> Records to use:
* start *
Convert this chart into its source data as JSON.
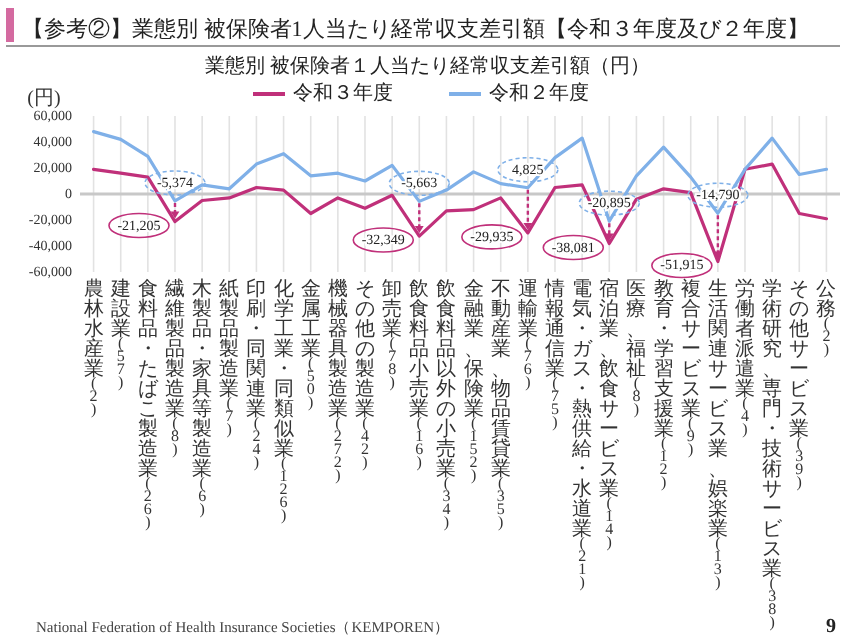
{
  "chart_data": {
    "type": "line",
    "title": "【参考②】業態別 被保険者1人当たり経常収支差引額【令和３年度及び２年度】",
    "subtitle": "業態別 被保険者１人当たり経常収支差引額（円）",
    "ylabel": "(円)",
    "categories": [
      "農林水産業(2)",
      "建設業(57)",
      "食料品・たばこ製造業(26)",
      "繊維製品製造業(8)",
      "木製品・家具等製造業(6)",
      "紙製品製造業(7)",
      "印刷・同関連業(24)",
      "化学工業・同類似業(126)",
      "金属工業(50)",
      "機械器具製造業(272)",
      "その他の製造業(42)",
      "卸売業(78)",
      "飲食料品小売業(16)",
      "飲食料品以外の小売業(34)",
      "金融業、保険業(152)",
      "不動産業、物品賃貸業(35)",
      "運輸業(76)",
      "情報通信業(75)",
      "電気・ガス・熱供給・水道業(21)",
      "宿泊業、飲食サービス業(14)",
      "医療、福祉(8)",
      "教育・学習支援業(12)",
      "複合サービス業(9)",
      "生活関連サービス業、娯楽業(13)",
      "労働者派遣業(4)",
      "学術研究、専門・技術サービス業(38)",
      "その他サービス業(39)",
      "公務(2)"
    ],
    "series": [
      {
        "name": "令和３年度",
        "color": "#c0307a",
        "values": [
          19000,
          16000,
          13000,
          -21205,
          -5000,
          -3000,
          5000,
          3000,
          -15000,
          -3000,
          -11000,
          -1000,
          -32349,
          -13000,
          -12000,
          -3000,
          -29935,
          5000,
          7000,
          -38081,
          -4000,
          4000,
          1000,
          -51915,
          19000,
          23000,
          -15000,
          -19000
        ],
        "value_labels": [
          null,
          null,
          null,
          "-21,205",
          null,
          null,
          null,
          null,
          null,
          null,
          null,
          null,
          "-32,349",
          null,
          null,
          null,
          "-29,935",
          null,
          null,
          "-38,081",
          null,
          null,
          null,
          "-51,915",
          null,
          null,
          null,
          null
        ]
      },
      {
        "name": "令和２年度",
        "color": "#7fb0e8",
        "values": [
          48000,
          42000,
          29000,
          -5374,
          7000,
          4000,
          23000,
          31000,
          14000,
          16000,
          10000,
          22000,
          -5663,
          3000,
          17000,
          8000,
          4825,
          28000,
          43000,
          -20895,
          14000,
          36000,
          13000,
          -14790,
          19000,
          43000,
          15000,
          19000
        ],
        "value_labels": [
          null,
          null,
          null,
          "-5,374",
          null,
          null,
          null,
          null,
          null,
          null,
          null,
          null,
          "-5,663",
          null,
          null,
          null,
          "4,825",
          null,
          null,
          "-20,895",
          null,
          null,
          null,
          "-14,790",
          null,
          null,
          null,
          null
        ]
      }
    ],
    "ylim": [
      -60000,
      60000
    ],
    "yticks": [
      {
        "value": -60000,
        "label": "-60,000"
      },
      {
        "value": -40000,
        "label": "-40,000"
      },
      {
        "value": -20000,
        "label": "-20,000"
      },
      0,
      {
        "value": 20000,
        "label": "20,000"
      },
      {
        "value": 40000,
        "label": "40,000"
      },
      {
        "value": 60000,
        "label": "60,000"
      }
    ],
    "grid": "x",
    "legend": "top",
    "annotations": [
      "National Federation of Health Insurance Societies（KEMPOREN）",
      "9"
    ]
  }
}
* end *
> The task:
Print each of the records above exactly as written, leaving no picture in the copy.

> Answer in full:
Convert this chart into its source data as JSON.
{
  "chart_data": {
    "type": "line",
    "title": "【参考②】業態別 被保険者1人当たり経常収支差引額【令和３年度及び２年度】",
    "subtitle": "業態別 被保険者１人当たり経常収支差引額（円）",
    "ylabel": "(円)",
    "categories": [
      "農林水産業(2)",
      "建設業(57)",
      "食料品・たばこ製造業(26)",
      "繊維製品製造業(8)",
      "木製品・家具等製造業(6)",
      "紙製品製造業(7)",
      "印刷・同関連業(24)",
      "化学工業・同類似業(126)",
      "金属工業(50)",
      "機械器具製造業(272)",
      "その他の製造業(42)",
      "卸売業(78)",
      "飲食料品小売業(16)",
      "飲食料品以外の小売業(34)",
      "金融業、保険業(152)",
      "不動産業、物品賃貸業(35)",
      "運輸業(76)",
      "情報通信業(75)",
      "電気・ガス・熱供給・水道業(21)",
      "宿泊業、飲食サービス業(14)",
      "医療、福祉(8)",
      "教育・学習支援業(12)",
      "複合サービス業(9)",
      "生活関連サービス業、娯楽業(13)",
      "労働者派遣業(4)",
      "学術研究、専門・技術サービス業(38)",
      "その他サービス業(39)",
      "公務(2)"
    ],
    "series": [
      {
        "name": "令和３年度",
        "color": "#c0307a",
        "values": [
          19000,
          16000,
          13000,
          -21205,
          -5000,
          -3000,
          5000,
          3000,
          -15000,
          -3000,
          -11000,
          -1000,
          -32349,
          -13000,
          -12000,
          -3000,
          -29935,
          5000,
          7000,
          -38081,
          -4000,
          4000,
          1000,
          -51915,
          19000,
          23000,
          -15000,
          -19000
        ],
        "value_labels": [
          null,
          null,
          null,
          "-21,205",
          null,
          null,
          null,
          null,
          null,
          null,
          null,
          null,
          "-32,349",
          null,
          null,
          null,
          "-29,935",
          null,
          null,
          "-38,081",
          null,
          null,
          null,
          "-51,915",
          null,
          null,
          null,
          null
        ]
      },
      {
        "name": "令和２年度",
        "color": "#7fb0e8",
        "values": [
          48000,
          42000,
          29000,
          -5374,
          7000,
          4000,
          23000,
          31000,
          14000,
          16000,
          10000,
          22000,
          -5663,
          3000,
          17000,
          8000,
          4825,
          28000,
          43000,
          -20895,
          14000,
          36000,
          13000,
          -14790,
          19000,
          43000,
          15000,
          19000
        ],
        "value_labels": [
          null,
          null,
          null,
          "-5,374",
          null,
          null,
          null,
          null,
          null,
          null,
          null,
          null,
          "-5,663",
          null,
          null,
          null,
          "4,825",
          null,
          null,
          "-20,895",
          null,
          null,
          null,
          "-14,790",
          null,
          null,
          null,
          null
        ]
      }
    ],
    "ylim": [
      -60000,
      60000
    ],
    "yticks": [
      {
        "value": -60000,
        "label": "-60,000"
      },
      {
        "value": -40000,
        "label": "-40,000"
      },
      {
        "value": -20000,
        "label": "-20,000"
      },
      0,
      {
        "value": 20000,
        "label": "20,000"
      },
      {
        "value": 40000,
        "label": "40,000"
      },
      {
        "value": 60000,
        "label": "60,000"
      }
    ],
    "grid": "x",
    "legend": "top",
    "annotations": [
      "National Federation of Health Insurance Societies（KEMPOREN）",
      "9"
    ]
  }
}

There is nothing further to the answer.